### GIVEN TASK
Restate, word for word, all of the material shown below.

### ENTRIES
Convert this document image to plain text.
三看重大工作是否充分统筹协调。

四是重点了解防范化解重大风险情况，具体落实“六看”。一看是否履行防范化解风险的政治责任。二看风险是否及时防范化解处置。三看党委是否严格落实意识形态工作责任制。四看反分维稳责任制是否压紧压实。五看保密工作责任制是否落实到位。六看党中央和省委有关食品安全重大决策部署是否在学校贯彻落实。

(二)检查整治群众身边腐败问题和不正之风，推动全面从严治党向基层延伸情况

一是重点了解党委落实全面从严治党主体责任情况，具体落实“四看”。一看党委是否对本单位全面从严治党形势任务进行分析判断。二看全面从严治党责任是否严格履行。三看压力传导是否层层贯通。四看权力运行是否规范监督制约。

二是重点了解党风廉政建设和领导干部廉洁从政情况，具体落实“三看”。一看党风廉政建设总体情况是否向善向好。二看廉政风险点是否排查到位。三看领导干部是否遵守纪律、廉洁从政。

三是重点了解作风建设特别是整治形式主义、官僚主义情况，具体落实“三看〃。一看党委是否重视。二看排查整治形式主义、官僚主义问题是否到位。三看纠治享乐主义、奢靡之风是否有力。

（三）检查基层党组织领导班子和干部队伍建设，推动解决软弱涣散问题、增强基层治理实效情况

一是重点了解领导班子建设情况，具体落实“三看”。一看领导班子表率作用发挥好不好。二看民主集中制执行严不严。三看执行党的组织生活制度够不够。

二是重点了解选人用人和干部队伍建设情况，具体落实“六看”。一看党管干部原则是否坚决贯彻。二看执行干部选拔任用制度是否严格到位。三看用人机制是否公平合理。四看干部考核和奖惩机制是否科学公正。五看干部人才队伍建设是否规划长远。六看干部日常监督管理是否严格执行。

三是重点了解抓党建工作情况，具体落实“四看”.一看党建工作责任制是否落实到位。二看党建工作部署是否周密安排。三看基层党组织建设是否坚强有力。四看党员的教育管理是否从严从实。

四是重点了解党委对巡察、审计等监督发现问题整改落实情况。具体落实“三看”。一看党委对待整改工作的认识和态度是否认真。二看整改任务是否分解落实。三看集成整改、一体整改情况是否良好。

### SOLUTION FOR THIS TASK
Convert this document image to plain text.
三看重大工作是否充分统筹协调。

四是重点了解防范化解重大风险情况，具体落实“六看”。一看是否履行防范化解风险的政治责任。二看风险是否及时防范化解处置。三看党委是否严格落实意识形态工作责任制。四看反分维稳责任制是否压紧压实。五看保密工作责任制是否落实到位。六看党中央和省委有关食品安全重大决策部署是否在学校贯彻落实。

(二)检查整治群众身边腐败问题和不正之风，推动全面从严治党向基层延伸情况

一是重点了解党委落实全面从严治党主体责任情况，具体落实“四看”。一看党委是否对本单位全面从严治党形势任务进行分析判断。二看全面从严治党责任是否严格履行。三看压力传导是否层层贯通。四看权力运行是否规范监督制约。

二是重点了解党风廉政建设和领导干部廉洁从政情况，具体落实“三看”。一看党风廉政建设总体情况是否向善向好。二看廉政风险点是否排查到位。三看领导干部是否遵守纪律、廉洁从政。

三是重点了解作风建设特别是整治形式主义、官僚主义情况，具体落实“三看〃。一看党委是否重视。二看排查整治形式主义、官僚主义问题是否到位。三看纠治享乐主义、奢靡之风是否有力。

（三）检查基层党组织领导班子和干部队伍建设，推动解决软弱涣散问题、增强基层治理实效情况

一是重点了解领导班子建设情况，具体落实“三看”。一看领导班子表率作用发挥好不好。二看民主集中制执行严不严。三看执行党的组织生活制度够不够。

二是重点了解选人用人和干部队伍建设情况，具体落实“六看”。一看党管干部原则是否坚决贯彻。二看执行干部选拔任用制度是否严格到位。三看用人机制是否公平合理。四看干部考核和奖惩机制是否科学公正。五看干部人才队伍建设是否规划长远。六看干部日常监督管理是否严格执行。

三是重点了解抓党建工作情况，具体落实“四看”.一看党建工作责任制是否落实到位。二看党建工作部署是否周密安排。三看基层党组织建设是否坚强有力。四看党员的教育管理是否从严从实。

四是重点了解党委对巡察、审计等监督发现问题整改落实情况。具体落实“三看”。一看党委对待整改工作的认识和态度是否认真。二看整改任务是否分解落实。三看集成整改、一体整改情况是否良好。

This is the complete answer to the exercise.